-- begin Given entries --

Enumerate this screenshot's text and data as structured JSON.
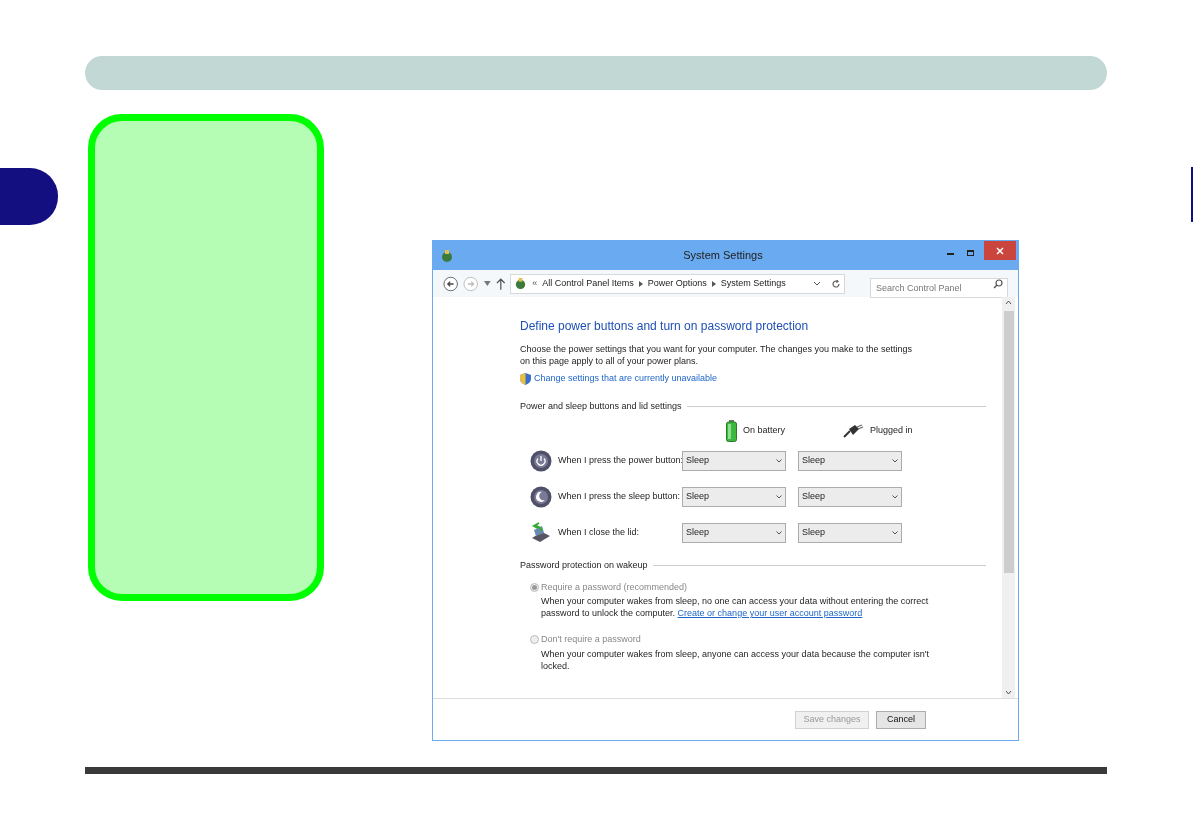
{
  "window": {
    "title": "System Settings"
  },
  "address_bar": {
    "prefix": "«",
    "crumbs": [
      "All Control Panel Items",
      "Power Options",
      "System Settings"
    ]
  },
  "search": {
    "placeholder": "Search Control Panel"
  },
  "heading": "Define power buttons and turn on password protection",
  "description": "Choose the power settings that you want for your computer. The changes you make to the settings on this page apply to all of your power plans.",
  "shield_link": "Change settings that are currently unavailable",
  "power_section": {
    "title": "Power and sleep buttons and lid settings",
    "columns": [
      {
        "kind": "battery",
        "label": "On battery"
      },
      {
        "kind": "plug",
        "label": "Plugged in"
      }
    ],
    "rows": [
      {
        "kind": "power",
        "label": "When I press the power button:",
        "values": [
          "Sleep",
          "Sleep"
        ]
      },
      {
        "kind": "sleep",
        "label": "When I press the sleep button:",
        "values": [
          "Sleep",
          "Sleep"
        ]
      },
      {
        "kind": "lid",
        "label": "When I close the lid:",
        "values": [
          "Sleep",
          "Sleep"
        ]
      }
    ]
  },
  "password_section": {
    "title": "Password protection on wakeup",
    "options": [
      {
        "label": "Require a password (recommended)",
        "selected": true,
        "disabled": true,
        "description": "When your computer wakes from sleep, no one can access your data without entering the correct password to unlock the computer.",
        "link": "Create or change your user account password"
      },
      {
        "label": "Don't require a password",
        "selected": false,
        "disabled": true,
        "description": "When your computer wakes from sleep, anyone can access your data because the computer isn't locked."
      }
    ]
  },
  "buttons": [
    {
      "label": "Save changes",
      "disabled": true
    },
    {
      "label": "Cancel",
      "disabled": false
    }
  ]
}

-- end Given entries --

Restate each line of the records exactly; pictures do not belong in the copy.

Enumerate this screenshot's text and data as structured JSON.
{
  "window": {
    "title": "System Settings"
  },
  "address_bar": {
    "prefix": "«",
    "crumbs": [
      "All Control Panel Items",
      "Power Options",
      "System Settings"
    ]
  },
  "search": {
    "placeholder": "Search Control Panel"
  },
  "heading": "Define power buttons and turn on password protection",
  "description": "Choose the power settings that you want for your computer. The changes you make to the settings on this page apply to all of your power plans.",
  "shield_link": "Change settings that are currently unavailable",
  "power_section": {
    "title": "Power and sleep buttons and lid settings",
    "columns": [
      {
        "kind": "battery",
        "label": "On battery"
      },
      {
        "kind": "plug",
        "label": "Plugged in"
      }
    ],
    "rows": [
      {
        "kind": "power",
        "label": "When I press the power button:",
        "values": [
          "Sleep",
          "Sleep"
        ]
      },
      {
        "kind": "sleep",
        "label": "When I press the sleep button:",
        "values": [
          "Sleep",
          "Sleep"
        ]
      },
      {
        "kind": "lid",
        "label": "When I close the lid:",
        "values": [
          "Sleep",
          "Sleep"
        ]
      }
    ]
  },
  "password_section": {
    "title": "Password protection on wakeup",
    "options": [
      {
        "label": "Require a password (recommended)",
        "selected": true,
        "disabled": true,
        "description": "When your computer wakes from sleep, no one can access your data without entering the correct password to unlock the computer.",
        "link": "Create or change your user account password"
      },
      {
        "label": "Don't require a password",
        "selected": false,
        "disabled": true,
        "description": "When your computer wakes from sleep, anyone can access your data because the computer isn't locked."
      }
    ]
  },
  "buttons": [
    {
      "label": "Save changes",
      "disabled": true
    },
    {
      "label": "Cancel",
      "disabled": false
    }
  ]
}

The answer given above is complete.